• [Required work]: Your task is to locate every line holding the string "heading" and to copy each of them.

• [Record set]:
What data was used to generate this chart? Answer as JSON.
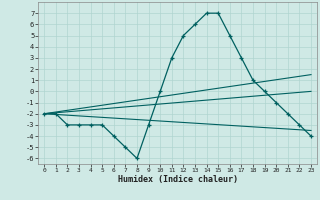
{
  "xlabel": "Humidex (Indice chaleur)",
  "bg_color": "#cfe9e5",
  "grid_color": "#b0d5d0",
  "line_color": "#006060",
  "xlim": [
    -0.5,
    23.5
  ],
  "ylim": [
    -6.5,
    8.0
  ],
  "xticks": [
    0,
    1,
    2,
    3,
    4,
    5,
    6,
    7,
    8,
    9,
    10,
    11,
    12,
    13,
    14,
    15,
    16,
    17,
    18,
    19,
    20,
    21,
    22,
    23
  ],
  "yticks": [
    -6,
    -5,
    -4,
    -3,
    -2,
    -1,
    0,
    1,
    2,
    3,
    4,
    5,
    6,
    7
  ],
  "curve1_x": [
    0,
    1,
    2,
    3,
    4,
    5,
    6,
    7,
    8,
    9,
    10,
    11,
    12,
    13,
    14,
    15,
    16,
    17,
    18,
    19,
    20,
    21,
    22,
    23
  ],
  "curve1_y": [
    -2,
    -2,
    -3,
    -3,
    -3,
    -3,
    -4,
    -5,
    -6,
    -3,
    0,
    3,
    5,
    6,
    7,
    7,
    5,
    3,
    1,
    0,
    -1,
    -2,
    -3,
    -4
  ],
  "line1_x": [
    0,
    23
  ],
  "line1_y": [
    -2,
    -3.5
  ],
  "line2_x": [
    0,
    23
  ],
  "line2_y": [
    -2,
    0
  ],
  "line3_x": [
    0,
    23
  ],
  "line3_y": [
    -2,
    1.5
  ]
}
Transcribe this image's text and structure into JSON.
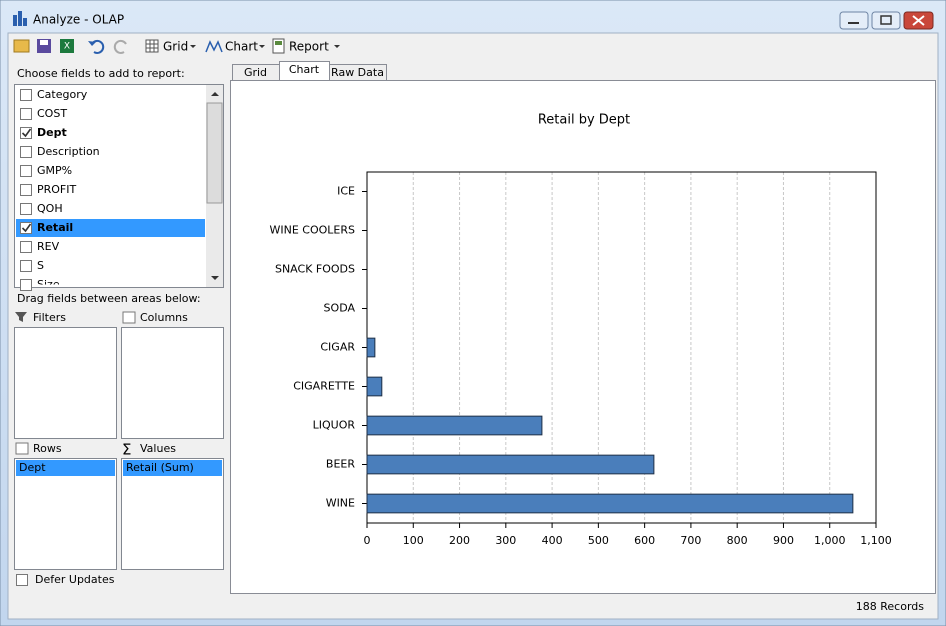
{
  "window": {
    "title": "Analyze - OLAP"
  },
  "toolbar": {
    "grid": "Grid",
    "chart": "Chart",
    "report": "Report"
  },
  "fields": {
    "heading": "Choose fields to add to report:",
    "items": [
      {
        "label": "Category",
        "checked": false,
        "selected": false
      },
      {
        "label": "COST",
        "checked": false,
        "selected": false
      },
      {
        "label": "Dept",
        "checked": true,
        "selected": false
      },
      {
        "label": "Description",
        "checked": false,
        "selected": false
      },
      {
        "label": "GMP%",
        "checked": false,
        "selected": false
      },
      {
        "label": "PROFIT",
        "checked": false,
        "selected": false
      },
      {
        "label": "QOH",
        "checked": false,
        "selected": false
      },
      {
        "label": "Retail",
        "checked": true,
        "selected": true
      },
      {
        "label": "REV",
        "checked": false,
        "selected": false
      },
      {
        "label": "S",
        "checked": false,
        "selected": false
      },
      {
        "label": "Size",
        "checked": false,
        "selected": false
      }
    ]
  },
  "areas": {
    "heading": "Drag fields between areas below:",
    "filters": "Filters",
    "columns": "Columns",
    "rows": "Rows",
    "values": "Values",
    "rows_items": [
      "Dept"
    ],
    "values_items": [
      "Retail (Sum)"
    ]
  },
  "defer_updates": "Defer Updates",
  "tabs": [
    {
      "label": "Grid",
      "active": false
    },
    {
      "label": "Chart",
      "active": true
    },
    {
      "label": "Raw Data",
      "active": false
    }
  ],
  "status": "188 Records",
  "chart_data": {
    "type": "hbar",
    "title": "Retail by Dept",
    "categories": [
      "ICE",
      "WINE COOLERS",
      "SNACK FOODS",
      "SODA",
      "CIGAR",
      "CIGARETTE",
      "LIQUOR",
      "BEER",
      "WINE"
    ],
    "values": [
      0,
      0,
      0,
      0,
      17,
      32,
      378,
      620,
      1050
    ],
    "color": "#4a7ebb",
    "xlim": [
      0,
      1100
    ],
    "xticks": [
      0,
      100,
      200,
      300,
      400,
      500,
      600,
      700,
      800,
      900,
      {
        "value": 1000,
        "label": "1,000"
      },
      {
        "value": 1100,
        "label": "1,100"
      }
    ],
    "grid": true
  }
}
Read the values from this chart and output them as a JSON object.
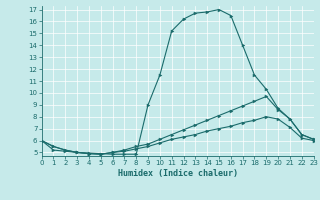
{
  "xlabel": "Humidex (Indice chaleur)",
  "xlim": [
    0,
    23
  ],
  "ylim": [
    5,
    17
  ],
  "xticks": [
    0,
    1,
    2,
    3,
    4,
    5,
    6,
    7,
    8,
    9,
    10,
    11,
    12,
    13,
    14,
    15,
    16,
    17,
    18,
    19,
    20,
    21,
    22,
    23
  ],
  "yticks": [
    5,
    6,
    7,
    8,
    9,
    10,
    11,
    12,
    13,
    14,
    15,
    16,
    17
  ],
  "bg_color": "#c6eaea",
  "line_color": "#1a6b6b",
  "line1_x": [
    0,
    1,
    2,
    3,
    4,
    5,
    6,
    7,
    8,
    9,
    10,
    11,
    12,
    13,
    14,
    15,
    16,
    17,
    18,
    19,
    20,
    21,
    22,
    23
  ],
  "line1_y": [
    6.0,
    5.2,
    5.1,
    5.0,
    4.95,
    4.9,
    4.85,
    4.85,
    4.85,
    9.0,
    11.5,
    15.2,
    16.2,
    16.7,
    16.8,
    17.0,
    16.5,
    14.0,
    11.5,
    10.3,
    8.7,
    7.8,
    6.5,
    6.1
  ],
  "line2_x": [
    0,
    1,
    2,
    3,
    4,
    5,
    6,
    7,
    8,
    9,
    10,
    11,
    12,
    13,
    14,
    15,
    16,
    17,
    18,
    19,
    20,
    21,
    22,
    23
  ],
  "line2_y": [
    6.0,
    5.5,
    5.2,
    5.0,
    4.9,
    4.85,
    5.0,
    5.2,
    5.5,
    5.7,
    6.1,
    6.5,
    6.9,
    7.3,
    7.7,
    8.1,
    8.5,
    8.9,
    9.3,
    9.7,
    8.6,
    7.8,
    6.5,
    6.1
  ],
  "line3_x": [
    0,
    1,
    2,
    3,
    4,
    5,
    6,
    7,
    8,
    9,
    10,
    11,
    12,
    13,
    14,
    15,
    16,
    17,
    18,
    19,
    20,
    21,
    22,
    23
  ],
  "line3_y": [
    6.0,
    5.5,
    5.2,
    5.0,
    4.9,
    4.85,
    5.0,
    5.1,
    5.3,
    5.5,
    5.8,
    6.1,
    6.3,
    6.5,
    6.8,
    7.0,
    7.2,
    7.5,
    7.7,
    8.0,
    7.8,
    7.1,
    6.2,
    6.0
  ]
}
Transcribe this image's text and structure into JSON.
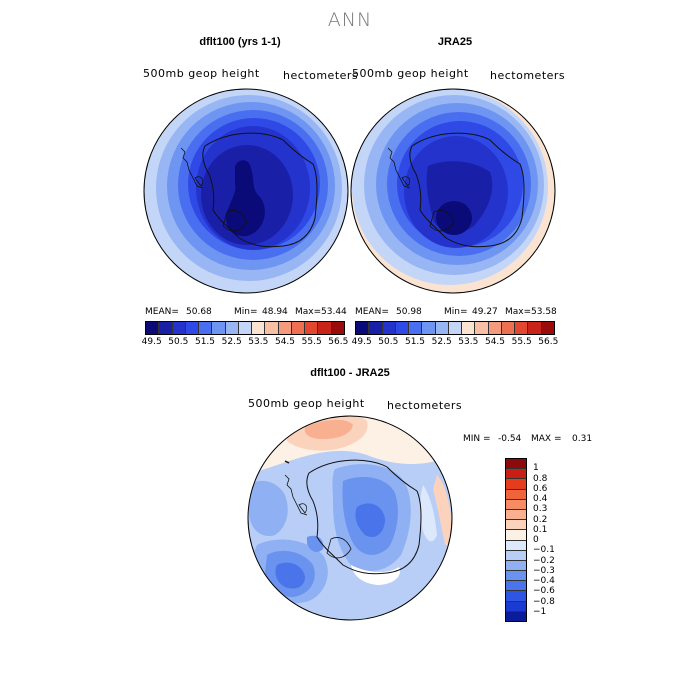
{
  "main_title": "ANN",
  "panels": [
    {
      "title": "dflt100 (yrs 1-1)",
      "field_label": "500mb geop height",
      "units_label": "hectometers",
      "mean_label": "MEAN=",
      "mean": "50.68",
      "min_label": "Min=",
      "min": "48.94",
      "max_label": "Max=",
      "max": "53.44"
    },
    {
      "title": "JRA25",
      "field_label": "500mb geop height",
      "units_label": "hectometers",
      "mean_label": "MEAN=",
      "mean": "50.98",
      "min_label": "Min=",
      "min": "49.27",
      "max_label": "Max=",
      "max": "53.58"
    }
  ],
  "colorbar_top": {
    "colors": [
      "#0a0a78",
      "#1a1fa8",
      "#2433cc",
      "#2e49e6",
      "#4a6ef0",
      "#6e95f2",
      "#99b6f4",
      "#c4d6f7",
      "#fbe3d2",
      "#f7c0a4",
      "#f39b7c",
      "#ee7052",
      "#e3472f",
      "#c8241a",
      "#9a0b0b"
    ],
    "tick_labels": [
      "49.5",
      "50.5",
      "51.5",
      "52.5",
      "53.5",
      "54.5",
      "55.5",
      "56.5"
    ]
  },
  "diff_panel": {
    "title": "dflt100 - JRA25",
    "field_label": "500mb geop height",
    "units_label": "hectometers",
    "min_label": "MIN =",
    "min": "-0.54",
    "max_label": "MAX =",
    "max": "0.31"
  },
  "colorbar_diff": {
    "colors": [
      "#8c0a0a",
      "#c81e14",
      "#e63c1e",
      "#f0643c",
      "#f58c64",
      "#f8b090",
      "#fbd2bc",
      "#fdf0e4",
      "#dce8fb",
      "#b8cef7",
      "#8fb0f3",
      "#6a92ef",
      "#4a74ea",
      "#2f56e2",
      "#1a3ad2",
      "#0a1c9a"
    ],
    "tick_labels": [
      "1",
      "0.8",
      "0.6",
      "0.4",
      "0.3",
      "0.2",
      "0.1",
      "0",
      "−0.1",
      "−0.2",
      "−0.3",
      "−0.4",
      "−0.6",
      "−0.8",
      "−1"
    ]
  }
}
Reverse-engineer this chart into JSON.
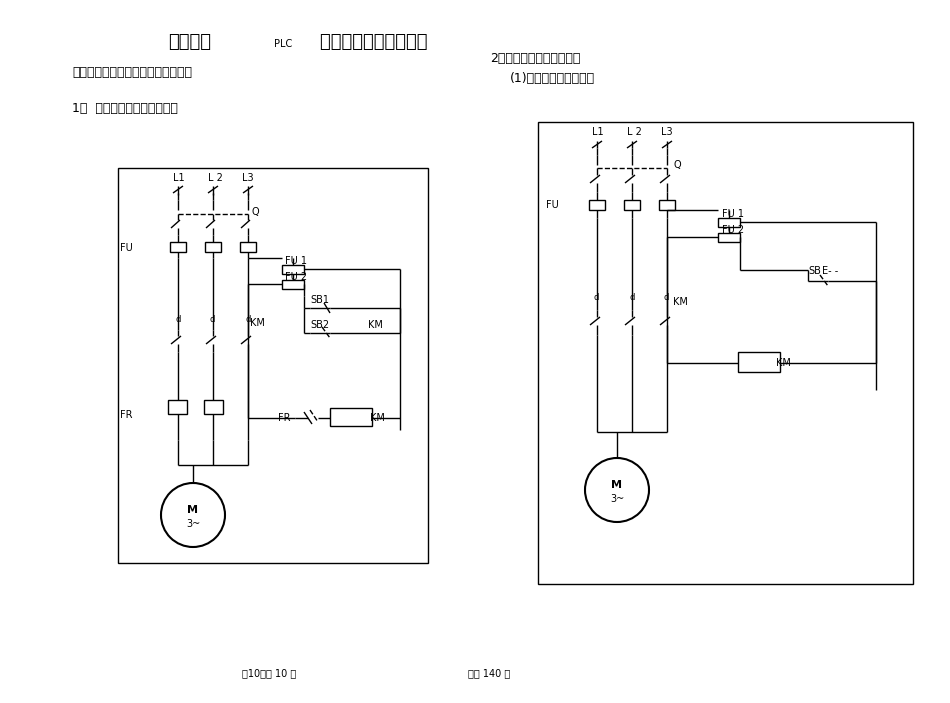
{
  "title_part1": "《电器及",
  "title_plc": "PLC",
  "title_part2": "    把握技术》电气原理图",
  "subtitle_left": "、三相异步电机的全压起动把握电路",
  "subtitle_right": "2、电动机的点动把握电路",
  "subtitle_right2": "(1)仅能点动把握的电路",
  "label1": "1、  电动机连续运转把握电路",
  "footer_left": "第10页共 10 页",
  "footer_right": "共印 140 份",
  "bg_color": "#ffffff",
  "lc": "#000000"
}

• [Expected output]:
    "heading": "Choose fields to add to report:",
    "heading": "Drag fields between areas below:",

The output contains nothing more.